Copy the material that follows word for word and omit its pictures.

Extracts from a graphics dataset
start

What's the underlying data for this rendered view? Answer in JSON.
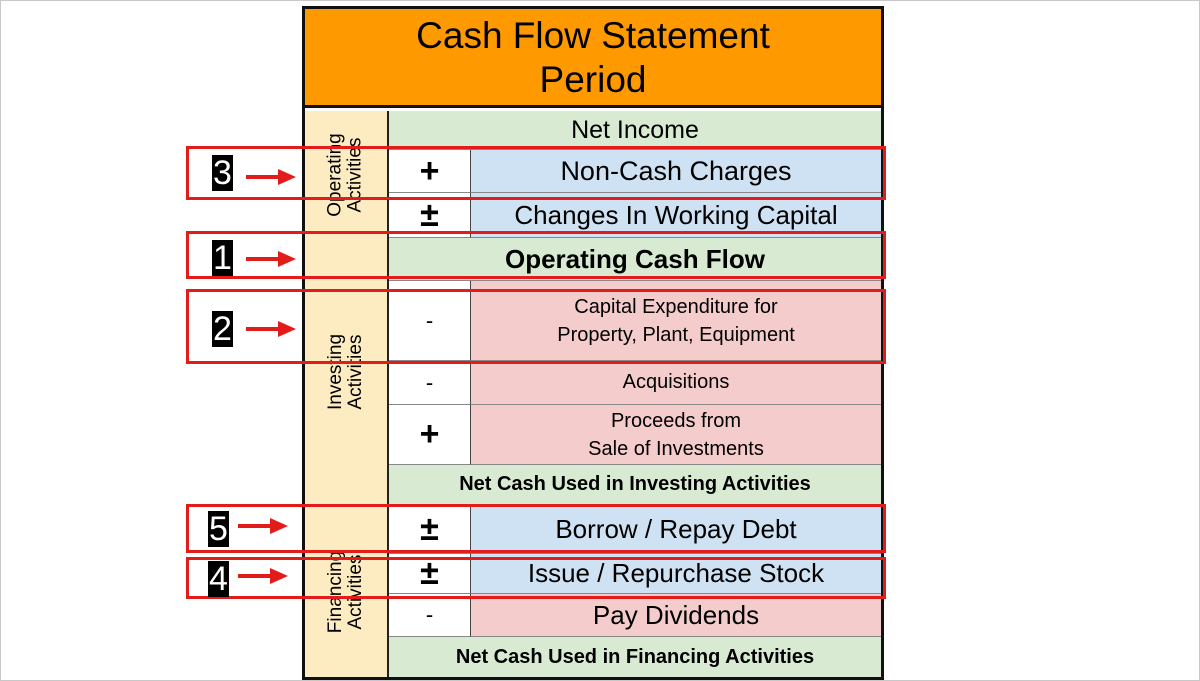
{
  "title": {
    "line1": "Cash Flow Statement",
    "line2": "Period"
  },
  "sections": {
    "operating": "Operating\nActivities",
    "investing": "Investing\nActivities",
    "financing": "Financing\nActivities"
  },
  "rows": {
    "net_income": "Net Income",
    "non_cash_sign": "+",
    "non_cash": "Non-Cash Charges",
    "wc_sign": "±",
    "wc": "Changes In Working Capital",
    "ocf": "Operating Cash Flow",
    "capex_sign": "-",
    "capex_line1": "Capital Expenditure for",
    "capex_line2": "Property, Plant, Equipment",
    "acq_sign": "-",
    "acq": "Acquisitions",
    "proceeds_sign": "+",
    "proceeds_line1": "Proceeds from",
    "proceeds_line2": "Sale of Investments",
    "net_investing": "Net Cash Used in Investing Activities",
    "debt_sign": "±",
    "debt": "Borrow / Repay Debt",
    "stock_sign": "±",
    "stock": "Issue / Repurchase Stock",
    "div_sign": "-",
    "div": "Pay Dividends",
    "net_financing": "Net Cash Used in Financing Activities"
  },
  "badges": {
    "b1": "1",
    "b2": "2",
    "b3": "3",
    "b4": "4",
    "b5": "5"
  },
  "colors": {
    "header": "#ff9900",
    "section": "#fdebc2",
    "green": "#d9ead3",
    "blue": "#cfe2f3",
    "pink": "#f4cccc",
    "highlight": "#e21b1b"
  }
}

end

» Solution for this exercise:
What's the underlying data for this rendered view? Answer in JSON.
{
  "title": {
    "line1": "Cash Flow Statement",
    "line2": "Period"
  },
  "sections": {
    "operating": "Operating\nActivities",
    "investing": "Investing\nActivities",
    "financing": "Financing\nActivities"
  },
  "rows": {
    "net_income": "Net Income",
    "non_cash_sign": "+",
    "non_cash": "Non-Cash Charges",
    "wc_sign": "±",
    "wc": "Changes In Working Capital",
    "ocf": "Operating Cash Flow",
    "capex_sign": "-",
    "capex_line1": "Capital Expenditure for",
    "capex_line2": "Property, Plant, Equipment",
    "acq_sign": "-",
    "acq": "Acquisitions",
    "proceeds_sign": "+",
    "proceeds_line1": "Proceeds from",
    "proceeds_line2": "Sale of Investments",
    "net_investing": "Net Cash Used in Investing Activities",
    "debt_sign": "±",
    "debt": "Borrow / Repay Debt",
    "stock_sign": "±",
    "stock": "Issue / Repurchase Stock",
    "div_sign": "-",
    "div": "Pay Dividends",
    "net_financing": "Net Cash Used in Financing Activities"
  },
  "badges": {
    "b1": "1",
    "b2": "2",
    "b3": "3",
    "b4": "4",
    "b5": "5"
  },
  "colors": {
    "header": "#ff9900",
    "section": "#fdebc2",
    "green": "#d9ead3",
    "blue": "#cfe2f3",
    "pink": "#f4cccc",
    "highlight": "#e21b1b"
  }
}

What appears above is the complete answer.